Lift out each line of the data that holds "RESOLUCIÓN".

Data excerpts
==================================================

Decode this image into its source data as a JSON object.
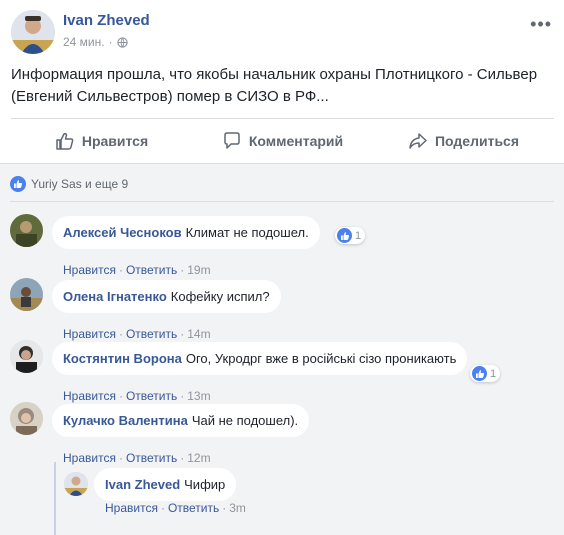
{
  "post": {
    "author": "Ivan Zheved",
    "time": "24 мин.",
    "dot": "·",
    "text": "Информация прошла, что якобы начальник охраны Плотницкого - Сильвер (Евгений Сильвестров) помер в СИЗО в РФ..."
  },
  "actions": {
    "like": "Нравится",
    "comment": "Комментарий",
    "share": "Поделиться"
  },
  "reactions": {
    "summary": "Yuriy Sas и еще 9"
  },
  "comments": [
    {
      "name": "Алексей Чесноков",
      "text": "Климат не подошел.",
      "like": "Нравится",
      "reply": "Ответить",
      "time": "19m",
      "sep": "·",
      "reaction_count": "1"
    },
    {
      "name": "Олена Ігнатенко",
      "text": "Кофейку испил?",
      "like": "Нравится",
      "reply": "Ответить",
      "time": "14m",
      "sep": "·"
    },
    {
      "name": "Костянтин Ворона",
      "text": "Ого, Укродрг вже в російські сізо проникають",
      "like": "Нравится",
      "reply": "Ответить",
      "time": "13m",
      "sep": "·",
      "reaction_count": "1"
    },
    {
      "name": "Кулачко Валентина",
      "text": "Чай не подошел).",
      "like": "Нравится",
      "reply": "Ответить",
      "time": "12m",
      "sep": "·"
    }
  ],
  "reply": {
    "name": "Ivan Zheved",
    "text": "Чифир",
    "like": "Нравится",
    "reply": "Ответить",
    "time": "3m",
    "sep": "·"
  },
  "colors": {
    "link": "#385898",
    "like_badge": "#4a80f0",
    "meta": "#90949c",
    "comment_bg": "#f2f3f5"
  }
}
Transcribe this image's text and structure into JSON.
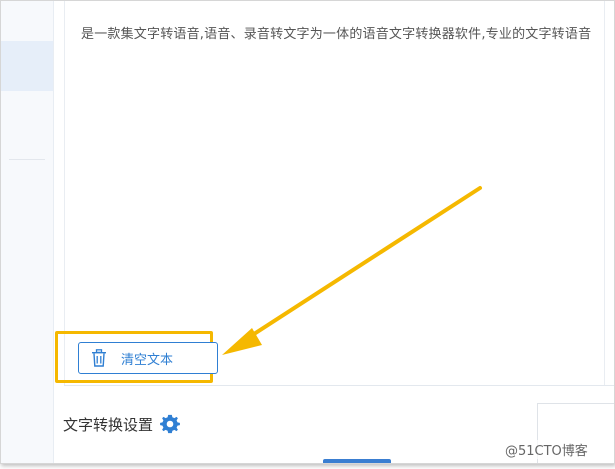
{
  "editor": {
    "description": "是一款集文字转语音,语音、录音转文字为一体的语音文字转换器软件,专业的文字转语音"
  },
  "toolbar": {
    "clear_label": "清空文本"
  },
  "settings": {
    "title": "文字转换设置"
  },
  "watermark": "@51CTO博客",
  "colors": {
    "accent": "#2f7fd3",
    "highlight": "#f5b800",
    "gear": "#2f7fd3"
  }
}
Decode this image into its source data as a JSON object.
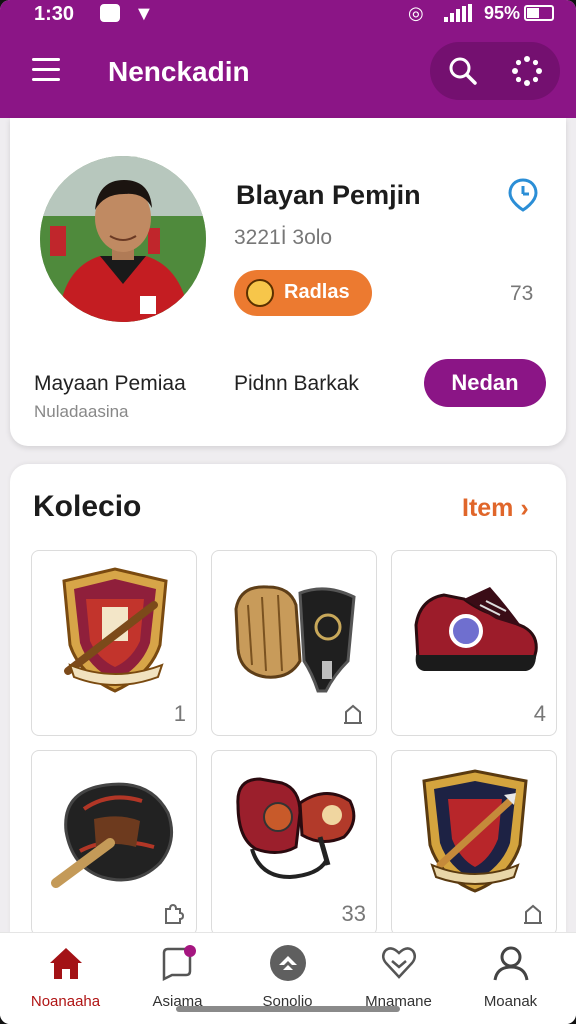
{
  "status_bar": {
    "time": "1:30",
    "battery": "95%"
  },
  "app_bar": {
    "title": "Nenckadin",
    "icons": [
      "menu-icon",
      "search-icon",
      "loader-icon"
    ]
  },
  "profile": {
    "name": "Blayan Pemjin",
    "player_id": "3221İ 3olo",
    "badge_label": "Radlas",
    "rank_number": "73",
    "stat1_label": "Mayaan Pemiaa",
    "stat1_sub": "Nuladaasina",
    "stat2_label": "Pidnn Barkak",
    "action_button": "Nedan"
  },
  "collection": {
    "title": "Kolecio",
    "link_label": "Item ›",
    "items": [
      {
        "name": "shield-crest",
        "count": "1"
      },
      {
        "name": "glove-guard",
        "icon": "bookmark-icon"
      },
      {
        "name": "sneaker",
        "count": "4"
      },
      {
        "name": "baseball-glove",
        "icon": "puzzle-icon"
      },
      {
        "name": "boxing-gloves",
        "count": "33"
      },
      {
        "name": "shield-arrows",
        "icon": "bookmark-icon"
      }
    ]
  },
  "bottom_nav": [
    {
      "label": "Noanaaha",
      "icon": "home-icon",
      "active": true
    },
    {
      "label": "Asiama",
      "icon": "chat-icon",
      "active": false
    },
    {
      "label": "Sonolio",
      "icon": "navigation-icon",
      "active": false
    },
    {
      "label": "Mnamane",
      "icon": "heart-icon",
      "active": false
    },
    {
      "label": "Moanak",
      "icon": "profile-icon",
      "active": false
    }
  ],
  "colors": {
    "primary": "#8b1586",
    "accent": "#ec7a30",
    "active_nav": "#b01515"
  }
}
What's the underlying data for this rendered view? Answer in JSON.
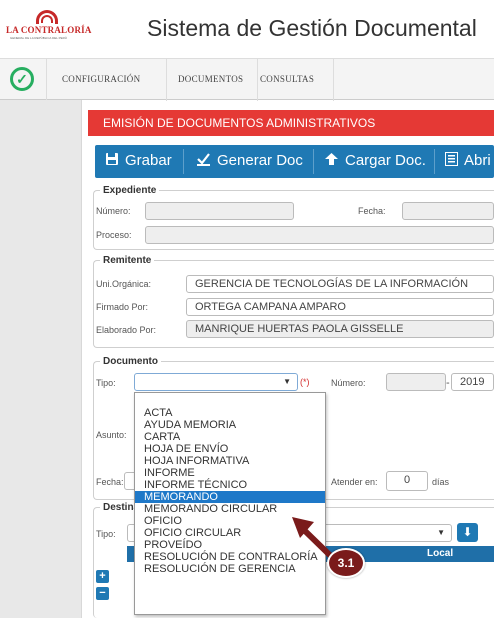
{
  "header": {
    "logo_name": "LA CONTRALORÍA",
    "logo_subtitle": "GENERAL DE LA REPÚBLICA DEL PERÚ",
    "app_title": "Sistema de Gestión Documental"
  },
  "nav": {
    "items": [
      "CONFIGURACIÓN",
      "DOCUMENTOS",
      "CONSULTAS"
    ]
  },
  "panel": {
    "title": "EMISIÓN DE DOCUMENTOS ADMINISTRATIVOS"
  },
  "toolbar": {
    "grabar": "Grabar",
    "generar": "Generar Doc",
    "cargar": "Cargar Doc.",
    "abrir": "Abri"
  },
  "expediente": {
    "legend": "Expediente",
    "numero_label": "Número:",
    "numero_value": "",
    "fecha_label": "Fecha:",
    "fecha_value": "",
    "proceso_label": "Proceso:",
    "proceso_value": ""
  },
  "remitente": {
    "legend": "Remitente",
    "uni_label": "Uni.Orgánica:",
    "uni_value": "GERENCIA DE TECNOLOGÍAS DE LA INFORMACIÓN",
    "firmado_label": "Firmado Por:",
    "firmado_value": "ORTEGA CAMPANA AMPARO",
    "elaborado_label": "Elaborado Por:",
    "elaborado_value": "MANRIQUE HUERTAS PAOLA GISSELLE"
  },
  "documento": {
    "legend": "Documento",
    "tipo_label": "Tipo:",
    "required_mark": "(*)",
    "numero_label": "Número:",
    "numero_value": "",
    "year_value": "2019",
    "year_dash": "-",
    "asunto_label": "Asunto:",
    "fecha_label": "Fecha:",
    "atender_label": "Atender en:",
    "atender_value": "0",
    "dias_label": "días"
  },
  "tipo_options": [
    "ACTA",
    "AYUDA MEMORIA",
    "CARTA",
    "HOJA DE ENVÍO",
    "HOJA INFORMATIVA",
    "INFORME",
    "INFORME TÉCNICO",
    "MEMORANDO",
    "MEMORANDO CIRCULAR",
    "OFICIO",
    "OFICIO CIRCULAR",
    "PROVEÍDO",
    "RESOLUCIÓN DE CONTRALORÍA",
    "RESOLUCIÓN DE GERENCIA"
  ],
  "tipo_highlighted": "MEMORANDO",
  "destinatario": {
    "legend": "Destina",
    "tipo_label": "Tipo:",
    "tipo_value": "C",
    "local_header": "Local"
  },
  "annotation": {
    "step": "3.1",
    "color": "#7a1b1b"
  },
  "colors": {
    "accent_red": "#e53935",
    "toolbar_blue": "#1f79b4",
    "selection_blue": "#1e78c8",
    "success_green": "#27ae60"
  }
}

==================================================

#### Written solution
    "RESOLUCIÓN DE CONTRALORÍA",
    "RESOLUCIÓN DE GERENCIA"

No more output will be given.